§ WHAT IS NEEDED:
Below are some records. Pull every line that contains the word "numer".

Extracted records
□ □ □

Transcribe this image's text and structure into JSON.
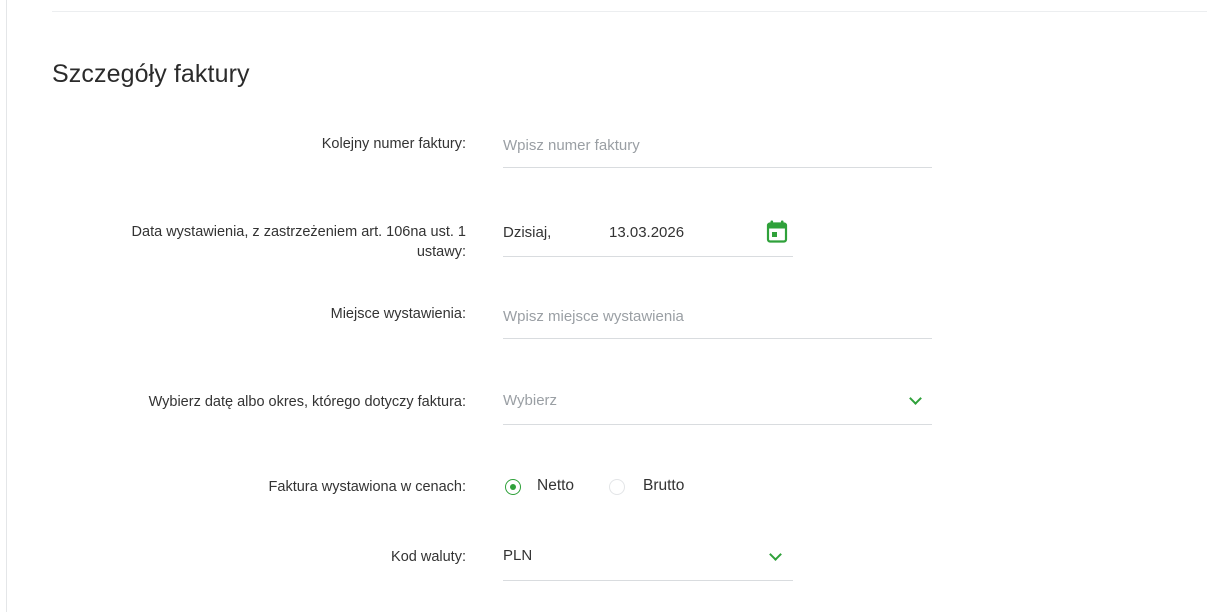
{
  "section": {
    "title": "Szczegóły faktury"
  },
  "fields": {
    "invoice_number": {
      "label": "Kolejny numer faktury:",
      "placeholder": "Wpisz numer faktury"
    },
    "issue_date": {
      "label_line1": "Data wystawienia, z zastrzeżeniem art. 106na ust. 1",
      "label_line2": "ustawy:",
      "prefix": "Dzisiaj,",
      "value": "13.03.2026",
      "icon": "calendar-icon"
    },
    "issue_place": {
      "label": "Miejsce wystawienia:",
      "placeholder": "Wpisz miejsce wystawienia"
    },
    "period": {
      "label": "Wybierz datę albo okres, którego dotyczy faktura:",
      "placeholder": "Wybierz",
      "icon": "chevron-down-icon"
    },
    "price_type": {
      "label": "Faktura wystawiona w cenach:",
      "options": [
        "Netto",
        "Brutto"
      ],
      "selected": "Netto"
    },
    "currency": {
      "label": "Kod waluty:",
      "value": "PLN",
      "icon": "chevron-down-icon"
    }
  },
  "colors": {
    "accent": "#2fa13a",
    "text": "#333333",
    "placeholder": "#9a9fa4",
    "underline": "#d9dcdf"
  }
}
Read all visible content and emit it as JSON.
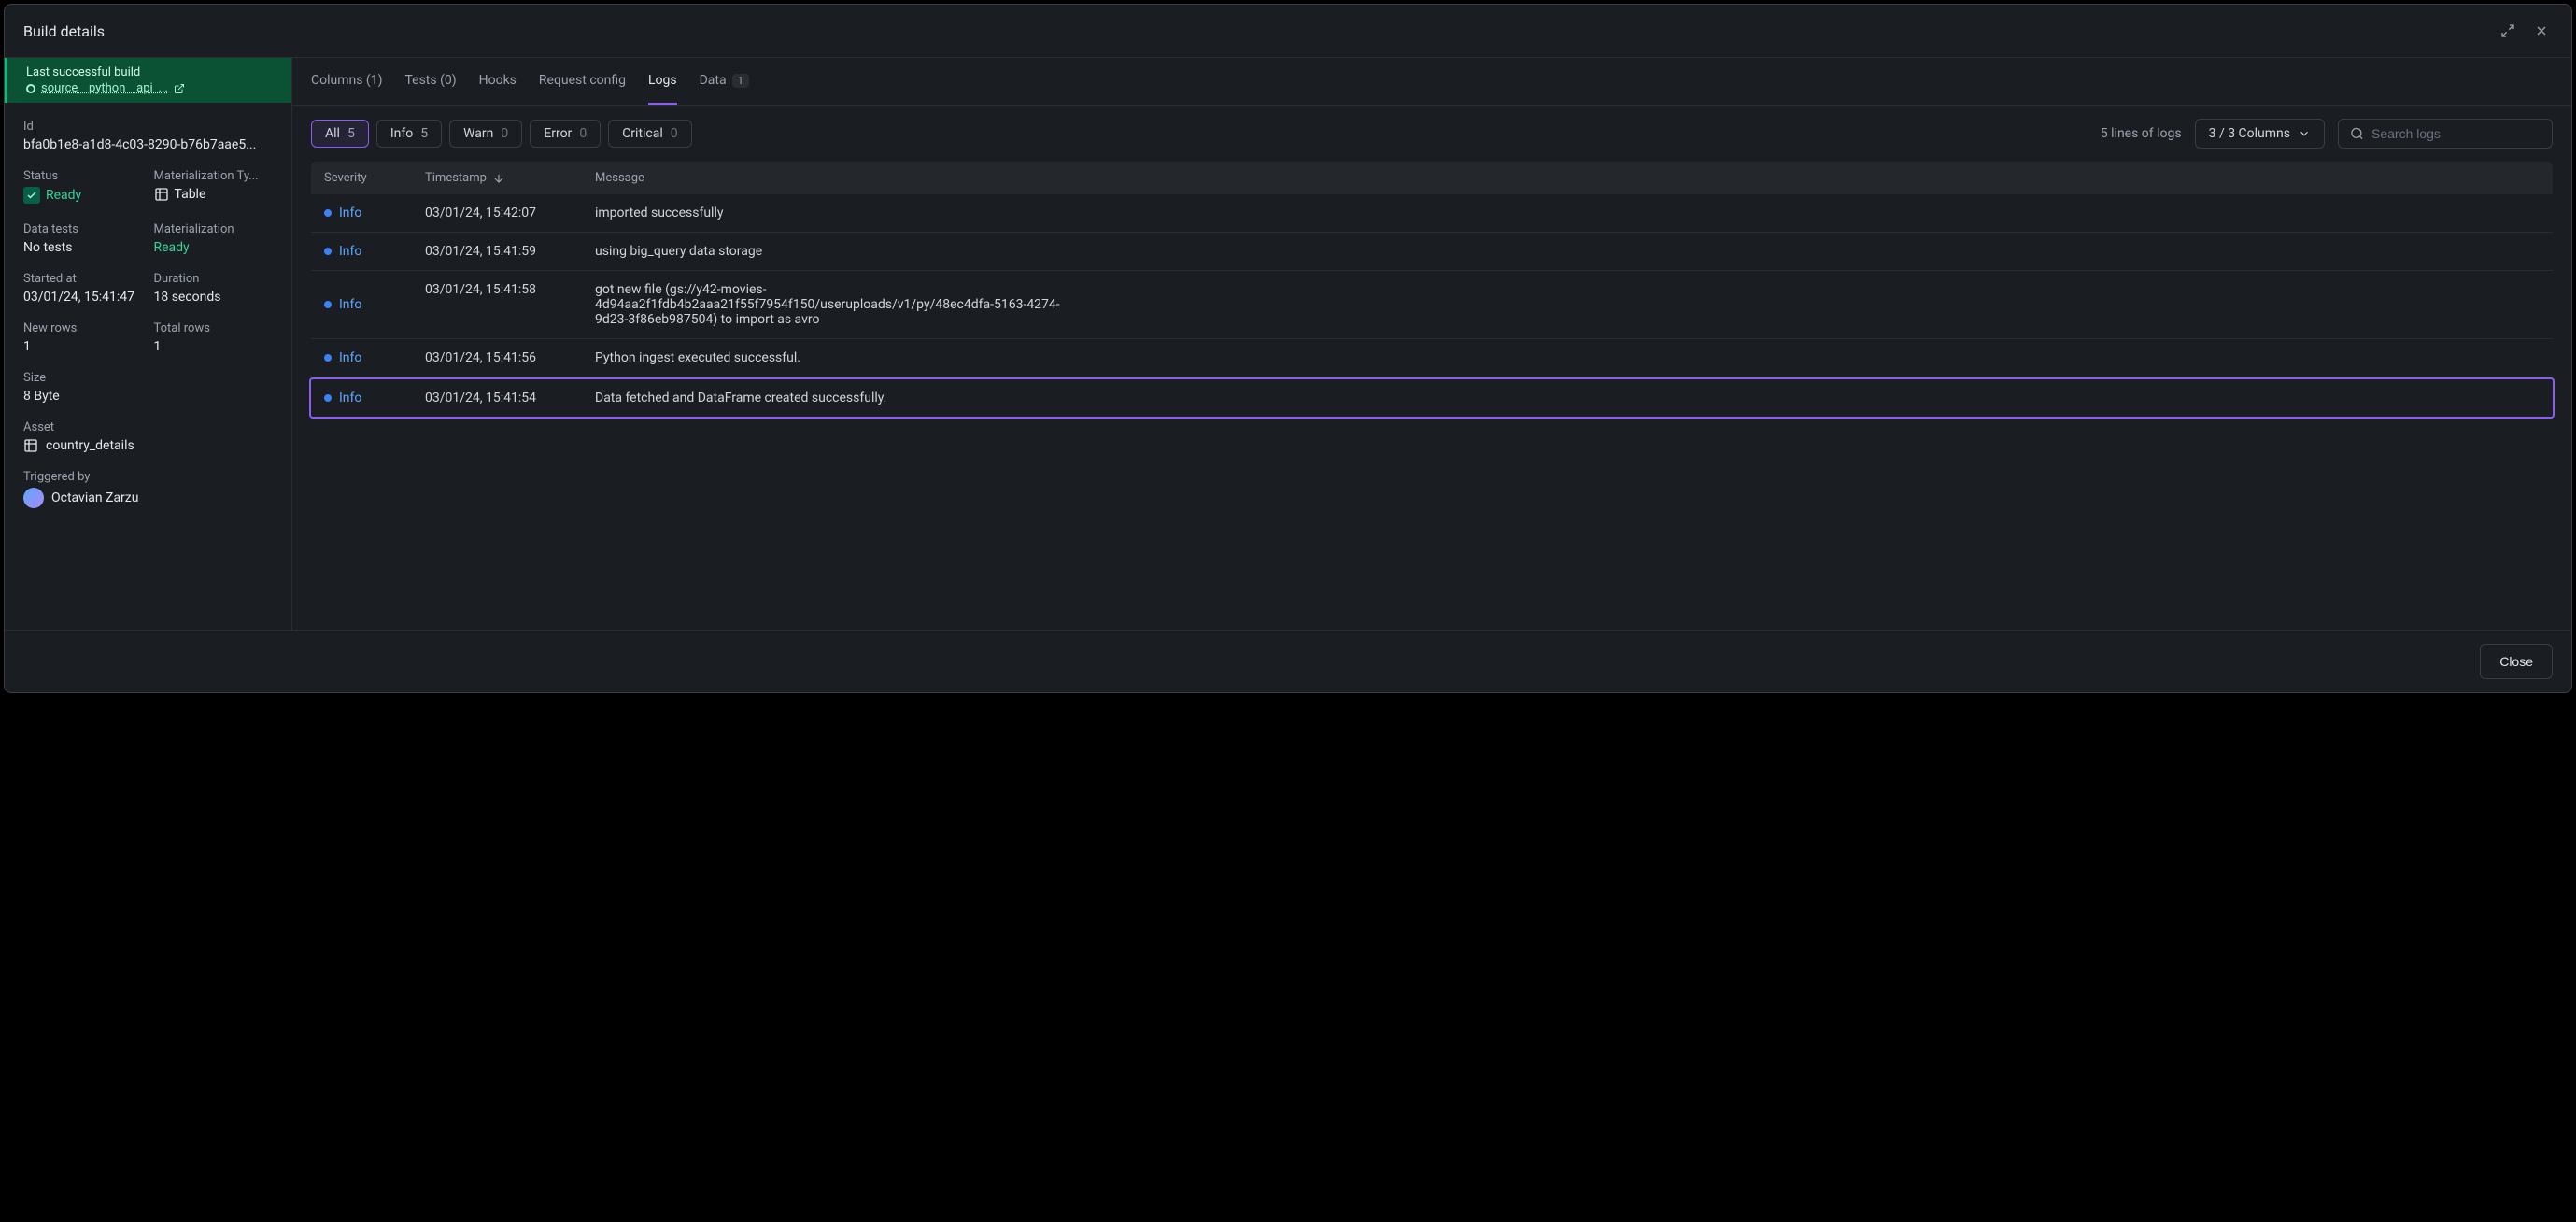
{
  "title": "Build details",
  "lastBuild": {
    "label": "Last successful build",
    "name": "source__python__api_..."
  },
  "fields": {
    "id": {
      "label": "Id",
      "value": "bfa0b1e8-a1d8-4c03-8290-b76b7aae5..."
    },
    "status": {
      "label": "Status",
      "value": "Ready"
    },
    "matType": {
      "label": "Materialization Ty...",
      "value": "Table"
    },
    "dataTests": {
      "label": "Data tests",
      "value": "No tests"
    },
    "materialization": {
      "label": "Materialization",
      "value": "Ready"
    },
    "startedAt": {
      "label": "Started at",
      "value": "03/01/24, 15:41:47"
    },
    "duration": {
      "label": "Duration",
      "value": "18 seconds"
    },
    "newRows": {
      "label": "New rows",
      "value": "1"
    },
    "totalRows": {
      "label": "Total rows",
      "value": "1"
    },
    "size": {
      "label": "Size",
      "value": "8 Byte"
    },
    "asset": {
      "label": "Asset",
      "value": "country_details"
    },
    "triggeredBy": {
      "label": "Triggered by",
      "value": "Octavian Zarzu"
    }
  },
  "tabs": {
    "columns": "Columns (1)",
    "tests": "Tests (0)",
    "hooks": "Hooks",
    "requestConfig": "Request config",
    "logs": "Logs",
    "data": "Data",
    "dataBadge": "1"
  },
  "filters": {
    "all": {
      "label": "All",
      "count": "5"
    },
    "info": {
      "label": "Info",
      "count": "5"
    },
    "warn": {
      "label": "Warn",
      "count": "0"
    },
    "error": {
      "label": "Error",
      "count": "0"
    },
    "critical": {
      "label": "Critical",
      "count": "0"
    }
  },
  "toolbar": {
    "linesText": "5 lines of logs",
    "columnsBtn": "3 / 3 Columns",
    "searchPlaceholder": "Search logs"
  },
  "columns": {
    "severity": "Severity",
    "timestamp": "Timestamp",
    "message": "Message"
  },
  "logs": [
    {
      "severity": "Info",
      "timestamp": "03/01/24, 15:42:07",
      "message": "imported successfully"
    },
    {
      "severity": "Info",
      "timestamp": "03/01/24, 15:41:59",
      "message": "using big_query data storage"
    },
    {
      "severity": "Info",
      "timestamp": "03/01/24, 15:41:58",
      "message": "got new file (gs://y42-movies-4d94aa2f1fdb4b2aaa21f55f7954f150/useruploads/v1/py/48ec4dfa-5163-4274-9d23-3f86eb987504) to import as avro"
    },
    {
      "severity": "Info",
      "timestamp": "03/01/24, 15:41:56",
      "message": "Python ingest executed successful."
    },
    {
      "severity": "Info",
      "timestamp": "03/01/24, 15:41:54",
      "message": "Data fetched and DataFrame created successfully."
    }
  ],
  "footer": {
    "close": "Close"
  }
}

□ □ □

§ ANSWER TO THE EXERCISE:
      "label": "Kolejny numer faktury:",
      "placeholder": "Wpisz numer faktury"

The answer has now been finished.